Everything in the listing except the pictures should be written out exactly.

▬▬▬

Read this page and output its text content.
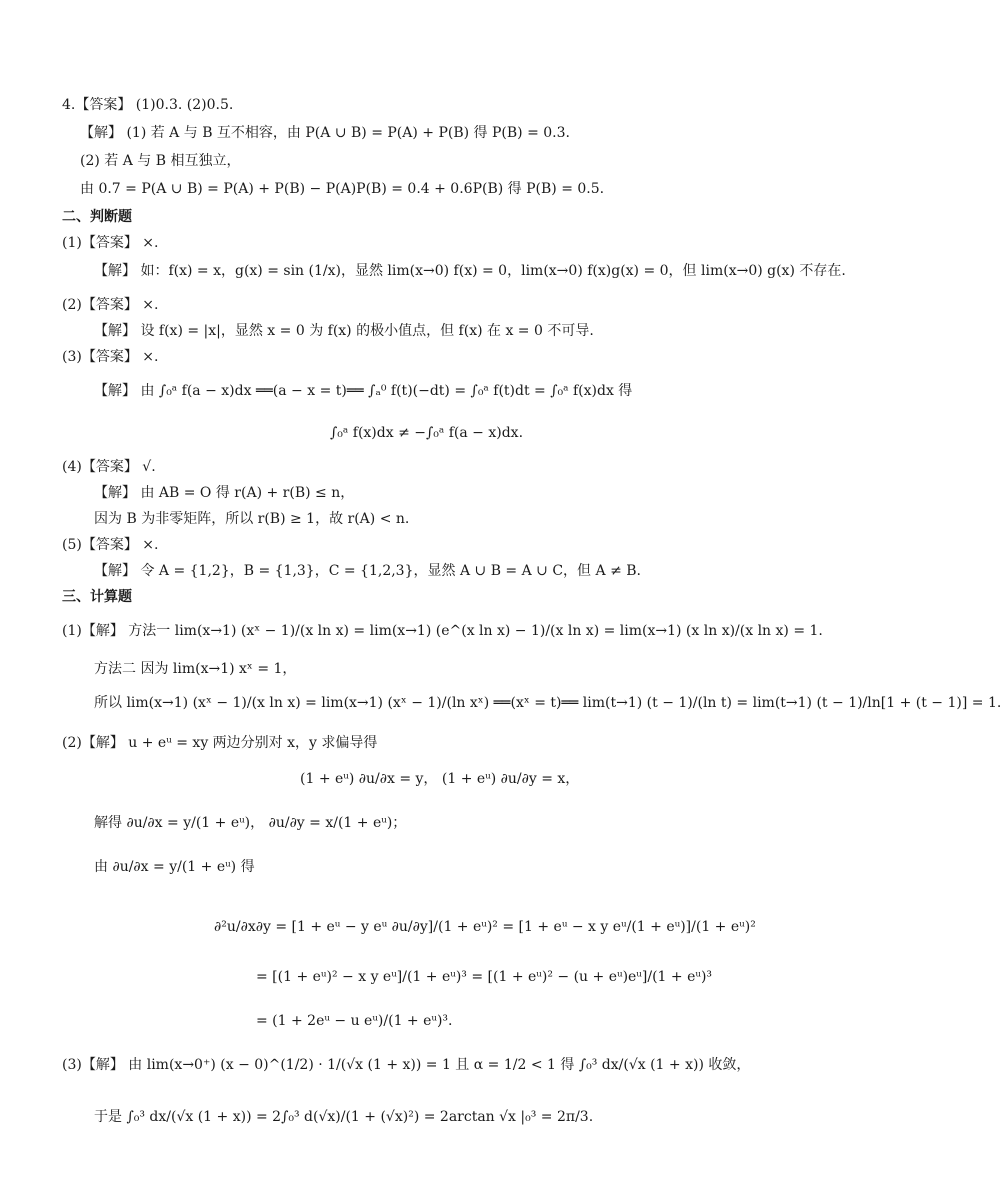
4.【答案】 (1)0.3. (2)0.5.
【解】 (1) 若 A 与 B 互不相容，由 P(A ∪ B) = P(A) + P(B) 得 P(B) = 0.3.
(2) 若 A 与 B 相互独立，
由 0.7 = P(A ∪ B) = P(A) + P(B) − P(A)P(B) = 0.4 + 0.6P(B) 得 P(B) = 0.5.
二、判断题
(1)【答案】 ×.
【解】 如：f(x) = x，g(x) = sin (1/x)，显然 lim(x→0) f(x) = 0，lim(x→0) f(x)g(x) = 0，但 lim(x→0) g(x) 不存在.
(2)【答案】 ×.
【解】 设 f(x) = |x|，显然 x = 0 为 f(x) 的极小值点，但 f(x) 在 x = 0 不可导.
(3)【答案】 ×.
【解】 由 ∫₀ᵃ f(a − x)dx ══(a − x = t)══ ∫ₐ⁰ f(t)(−dt) = ∫₀ᵃ f(t)dt = ∫₀ᵃ f(x)dx 得
∫₀ᵃ f(x)dx ≠ −∫₀ᵃ f(a − x)dx.
(4)【答案】 √.
【解】 由 AB = O 得 r(A) + r(B) ≤ n，
因为 B 为非零矩阵，所以 r(B) ≥ 1，故 r(A) < n.
(5)【答案】 ×.
【解】 令 A = {1,2}，B = {1,3}，C = {1,2,3}，显然 A ∪ B = A ∪ C，但 A ≠ B.
三、计算题
(1)【解】 方法一 lim(x→1) (xˣ − 1)/(x ln x) = lim(x→1) (e^(x ln x) − 1)/(x ln x) = lim(x→1) (x ln x)/(x ln x) = 1.
方法二 因为 lim(x→1) xˣ = 1，
所以 lim(x→1) (xˣ − 1)/(x ln x) = lim(x→1) (xˣ − 1)/(ln xˣ) ══(xˣ = t)══ lim(t→1) (t − 1)/(ln t) = lim(t→1) (t − 1)/ln[1 + (t − 1)] = 1.
(2)【解】 u + eᵘ = xy 两边分别对 x，y 求偏导得
(1 + eᵘ) ∂u/∂x = y， (1 + eᵘ) ∂u/∂y = x，
解得 ∂u/∂x = y/(1 + eᵘ)， ∂u/∂y = x/(1 + eᵘ)；
由 ∂u/∂x = y/(1 + eᵘ) 得
∂²u/∂x∂y = [1 + eᵘ − y eᵘ ∂u/∂y]/(1 + eᵘ)² = [1 + eᵘ − x y eᵘ/(1 + eᵘ)]/(1 + eᵘ)²
= [(1 + eᵘ)² − x y eᵘ]/(1 + eᵘ)³ = [(1 + eᵘ)² − (u + eᵘ)eᵘ]/(1 + eᵘ)³
= (1 + 2eᵘ − u eᵘ)/(1 + eᵘ)³.
(3)【解】 由 lim(x→0⁺) (x − 0)^(1/2) · 1/(√x (1 + x)) = 1 且 α = 1/2 < 1 得 ∫₀³ dx/(√x (1 + x)) 收敛，
于是 ∫₀³ dx/(√x (1 + x)) = 2∫₀³ d(√x)/(1 + (√x)²) = 2arctan √x |₀³ = 2π/3.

▬▬▬

• [RESULT FOR THIS TASK]:
Read this page and output its text content.
4.【答案】 (1)0.3. (2)0.5.
【解】 (1) 若 A 与 B 互不相容，由 P(A ∪ B) = P(A) + P(B) 得 P(B) = 0.3.
(2) 若 A 与 B 相互独立，
由 0.7 = P(A ∪ B) = P(A) + P(B) − P(A)P(B) = 0.4 + 0.6P(B) 得 P(B) = 0.5.
二、判断题
(1)【答案】 ×.
【解】 如：f(x) = x，g(x) = sin (1/x)，显然 lim(x→0) f(x) = 0，lim(x→0) f(x)g(x) = 0，但 lim(x→0) g(x) 不存在.
(2)【答案】 ×.
【解】 设 f(x) = |x|，显然 x = 0 为 f(x) 的极小值点，但 f(x) 在 x = 0 不可导.
(3)【答案】 ×.
【解】 由 ∫₀ᵃ f(a − x)dx ══(a − x = t)══ ∫ₐ⁰ f(t)(−dt) = ∫₀ᵃ f(t)dt = ∫₀ᵃ f(x)dx 得
∫₀ᵃ f(x)dx ≠ −∫₀ᵃ f(a − x)dx.
(4)【答案】 √.
【解】 由 AB = O 得 r(A) + r(B) ≤ n，
因为 B 为非零矩阵，所以 r(B) ≥ 1，故 r(A) < n.
(5)【答案】 ×.
【解】 令 A = {1,2}，B = {1,3}，C = {1,2,3}，显然 A ∪ B = A ∪ C，但 A ≠ B.
三、计算题
(1)【解】 方法一 lim(x→1) (xˣ − 1)/(x ln x) = lim(x→1) (e^(x ln x) − 1)/(x ln x) = lim(x→1) (x ln x)/(x ln x) = 1.
方法二 因为 lim(x→1) xˣ = 1，
所以 lim(x→1) (xˣ − 1)/(x ln x) = lim(x→1) (xˣ − 1)/(ln xˣ) ══(xˣ = t)══ lim(t→1) (t − 1)/(ln t) = lim(t→1) (t − 1)/ln[1 + (t − 1)] = 1.
(2)【解】 u + eᵘ = xy 两边分别对 x，y 求偏导得
(1 + eᵘ) ∂u/∂x = y， (1 + eᵘ) ∂u/∂y = x，
解得 ∂u/∂x = y/(1 + eᵘ)， ∂u/∂y = x/(1 + eᵘ)；
由 ∂u/∂x = y/(1 + eᵘ) 得
∂²u/∂x∂y = [1 + eᵘ − y eᵘ ∂u/∂y]/(1 + eᵘ)² = [1 + eᵘ − x y eᵘ/(1 + eᵘ)]/(1 + eᵘ)²
= [(1 + eᵘ)² − x y eᵘ]/(1 + eᵘ)³ = [(1 + eᵘ)² − (u + eᵘ)eᵘ]/(1 + eᵘ)³
= (1 + 2eᵘ − u eᵘ)/(1 + eᵘ)³.
(3)【解】 由 lim(x→0⁺) (x − 0)^(1/2) · 1/(√x (1 + x)) = 1 且 α = 1/2 < 1 得 ∫₀³ dx/(√x (1 + x)) 收敛，
于是 ∫₀³ dx/(√x (1 + x)) = 2∫₀³ d(√x)/(1 + (√x)²) = 2arctan √x |₀³ = 2π/3.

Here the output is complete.